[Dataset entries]
↓
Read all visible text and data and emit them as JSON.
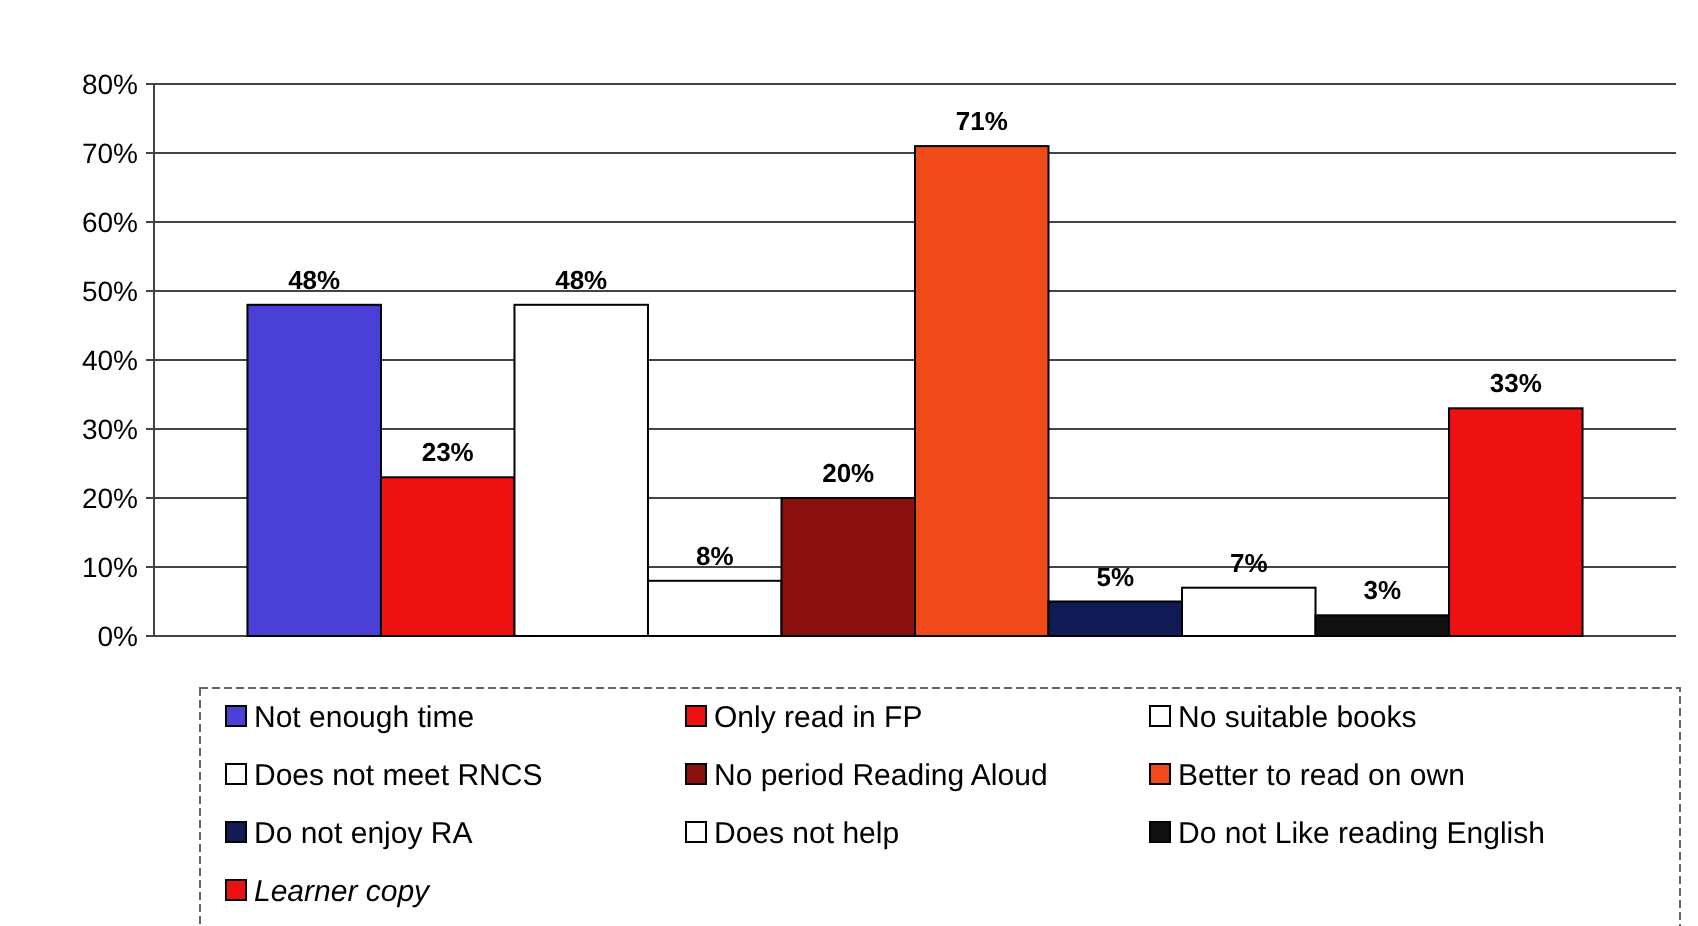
{
  "chart_data": {
    "type": "bar",
    "categories": [
      null
    ],
    "series": [
      {
        "name": "Not enough time",
        "color": "#4a3fd6",
        "values": [
          48
        ],
        "value_labels": [
          "48%"
        ]
      },
      {
        "name": "Only read in FP",
        "color": "#ee1111",
        "values": [
          23
        ],
        "value_labels": [
          "23%"
        ]
      },
      {
        "name": "No suitable books",
        "color": "#ffffff",
        "values": [
          48
        ],
        "value_labels": [
          "48%"
        ]
      },
      {
        "name": "Does not meet RNCS",
        "color": "#ffffff",
        "values": [
          8
        ],
        "value_labels": [
          "8%"
        ]
      },
      {
        "name": "No period Reading Aloud",
        "color": "#8b1010",
        "values": [
          20
        ],
        "value_labels": [
          "20%"
        ]
      },
      {
        "name": "Better to read on own",
        "color": "#f04a1a",
        "values": [
          71
        ],
        "value_labels": [
          "71%"
        ]
      },
      {
        "name": "Do not enjoy RA",
        "color": "#121a55",
        "values": [
          5
        ],
        "value_labels": [
          "5%"
        ]
      },
      {
        "name": "Does not help",
        "color": "#ffffff",
        "values": [
          7
        ],
        "value_labels": [
          "7%"
        ]
      },
      {
        "name": "Do not Like reading English",
        "color": "#111111",
        "values": [
          3
        ],
        "value_labels": [
          "3%"
        ]
      },
      {
        "name": "Learner copy",
        "color": "#ee1111",
        "values": [
          33
        ],
        "value_labels": [
          "33%"
        ]
      }
    ],
    "ylim": [
      0,
      80
    ],
    "yticks": [
      {
        "value": 0,
        "label": "0%"
      },
      {
        "value": 10,
        "label": "10%"
      },
      {
        "value": 20,
        "label": "20%"
      },
      {
        "value": 30,
        "label": "30%"
      },
      {
        "value": 40,
        "label": "40%"
      },
      {
        "value": 50,
        "label": "50%"
      },
      {
        "value": 60,
        "label": "60%"
      },
      {
        "value": 70,
        "label": "70%"
      },
      {
        "value": 80,
        "label": "80%"
      }
    ],
    "grid": "y",
    "legend": "bottom"
  }
}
↑
▶ Required work
Repeat the data above exactly, but not the pictures.

▶ Result of the exercise
Read all visible text and data and emit them as JSON.
{
  "chart_data": {
    "type": "bar",
    "categories": [
      null
    ],
    "series": [
      {
        "name": "Not enough time",
        "color": "#4a3fd6",
        "values": [
          48
        ],
        "value_labels": [
          "48%"
        ]
      },
      {
        "name": "Only read in FP",
        "color": "#ee1111",
        "values": [
          23
        ],
        "value_labels": [
          "23%"
        ]
      },
      {
        "name": "No suitable books",
        "color": "#ffffff",
        "values": [
          48
        ],
        "value_labels": [
          "48%"
        ]
      },
      {
        "name": "Does not meet RNCS",
        "color": "#ffffff",
        "values": [
          8
        ],
        "value_labels": [
          "8%"
        ]
      },
      {
        "name": "No period Reading Aloud",
        "color": "#8b1010",
        "values": [
          20
        ],
        "value_labels": [
          "20%"
        ]
      },
      {
        "name": "Better to read on own",
        "color": "#f04a1a",
        "values": [
          71
        ],
        "value_labels": [
          "71%"
        ]
      },
      {
        "name": "Do not enjoy RA",
        "color": "#121a55",
        "values": [
          5
        ],
        "value_labels": [
          "5%"
        ]
      },
      {
        "name": "Does not help",
        "color": "#ffffff",
        "values": [
          7
        ],
        "value_labels": [
          "7%"
        ]
      },
      {
        "name": "Do not Like reading English",
        "color": "#111111",
        "values": [
          3
        ],
        "value_labels": [
          "3%"
        ]
      },
      {
        "name": "Learner copy",
        "color": "#ee1111",
        "values": [
          33
        ],
        "value_labels": [
          "33%"
        ]
      }
    ],
    "ylim": [
      0,
      80
    ],
    "yticks": [
      {
        "value": 0,
        "label": "0%"
      },
      {
        "value": 10,
        "label": "10%"
      },
      {
        "value": 20,
        "label": "20%"
      },
      {
        "value": 30,
        "label": "30%"
      },
      {
        "value": 40,
        "label": "40%"
      },
      {
        "value": 50,
        "label": "50%"
      },
      {
        "value": 60,
        "label": "60%"
      },
      {
        "value": 70,
        "label": "70%"
      },
      {
        "value": 80,
        "label": "80%"
      }
    ],
    "grid": "y",
    "legend": "bottom"
  }
}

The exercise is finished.